_THE REQUEST_
Write out the material exactly, without any of its pictures.
** begin **
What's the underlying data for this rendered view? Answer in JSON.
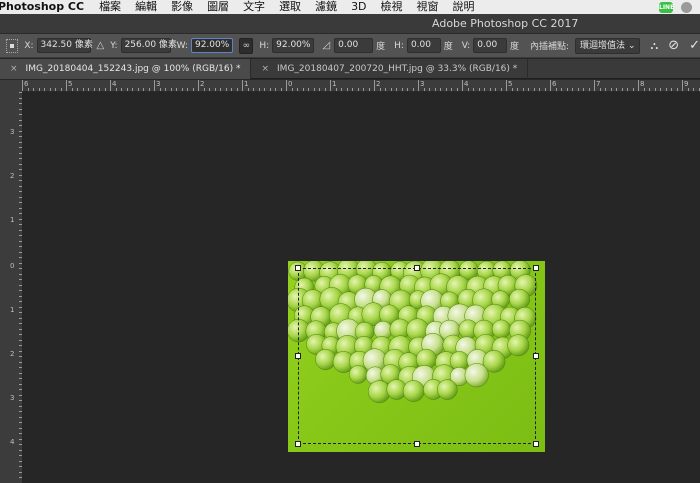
{
  "menubar": {
    "app_name": "Photoshop CC",
    "items": [
      "檔案",
      "編輯",
      "影像",
      "圖層",
      "文字",
      "選取",
      "濾鏡",
      "3D",
      "檢視",
      "視窗",
      "說明"
    ],
    "line_badge": "LINE"
  },
  "titlebar": {
    "title": "Adobe Photoshop CC 2017"
  },
  "options": {
    "x_label": "X:",
    "x_value": "342.50 像素",
    "y_label": "Y:",
    "y_value": "256.00 像素",
    "w_label": "W:",
    "w_value": "92.00%",
    "h_label": "H:",
    "h_value": "92.00%",
    "angle_value": "0.00",
    "angle_unit": "度",
    "hskew_label": "H:",
    "hskew_value": "0.00",
    "hskew_unit": "度",
    "vskew_label": "V:",
    "vskew_value": "0.00",
    "vskew_unit": "度",
    "interp_label": "內插補點:",
    "interp_value": "環迴增值法"
  },
  "tabs": [
    {
      "close": "×",
      "label": "IMG_20180404_152243.jpg @ 100% (RGB/16) *"
    },
    {
      "close": "×",
      "label": "IMG_20180407_200720_HHT.jpg @ 33.3% (RGB/16) *"
    }
  ],
  "ruler_top_labels": [
    "6",
    "5",
    "4",
    "3",
    "2",
    "1",
    "0",
    "1",
    "2",
    "3",
    "4",
    "5",
    "6",
    "7",
    "8",
    "9"
  ],
  "ruler_left_labels": [
    "3",
    "2",
    "1",
    "0",
    "1",
    "2",
    "3",
    "4"
  ],
  "colors": {
    "accent": "#5b84c4",
    "photo_bg": "#8cc81a",
    "grape": "#a8d64a"
  }
}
** end **
_OUTPUT FOR THIS EXERCISE_
What's the underlying data for this rendered view? Answer in JSON.
{
  "menubar": {
    "app_name": "Photoshop CC",
    "items": [
      "檔案",
      "編輯",
      "影像",
      "圖層",
      "文字",
      "選取",
      "濾鏡",
      "3D",
      "檢視",
      "視窗",
      "說明"
    ],
    "line_badge": "LINE"
  },
  "titlebar": {
    "title": "Adobe Photoshop CC 2017"
  },
  "options": {
    "x_label": "X:",
    "x_value": "342.50 像素",
    "y_label": "Y:",
    "y_value": "256.00 像素",
    "w_label": "W:",
    "w_value": "92.00%",
    "h_label": "H:",
    "h_value": "92.00%",
    "angle_value": "0.00",
    "angle_unit": "度",
    "hskew_label": "H:",
    "hskew_value": "0.00",
    "hskew_unit": "度",
    "vskew_label": "V:",
    "vskew_value": "0.00",
    "vskew_unit": "度",
    "interp_label": "內插補點:",
    "interp_value": "環迴增值法"
  },
  "tabs": [
    {
      "close": "×",
      "label": "IMG_20180404_152243.jpg @ 100% (RGB/16) *"
    },
    {
      "close": "×",
      "label": "IMG_20180407_200720_HHT.jpg @ 33.3% (RGB/16) *"
    }
  ],
  "ruler_top_labels": [
    "6",
    "5",
    "4",
    "3",
    "2",
    "1",
    "0",
    "1",
    "2",
    "3",
    "4",
    "5",
    "6",
    "7",
    "8",
    "9"
  ],
  "ruler_left_labels": [
    "3",
    "2",
    "1",
    "0",
    "1",
    "2",
    "3",
    "4"
  ],
  "colors": {
    "accent": "#5b84c4",
    "photo_bg": "#8cc81a",
    "grape": "#a8d64a"
  }
}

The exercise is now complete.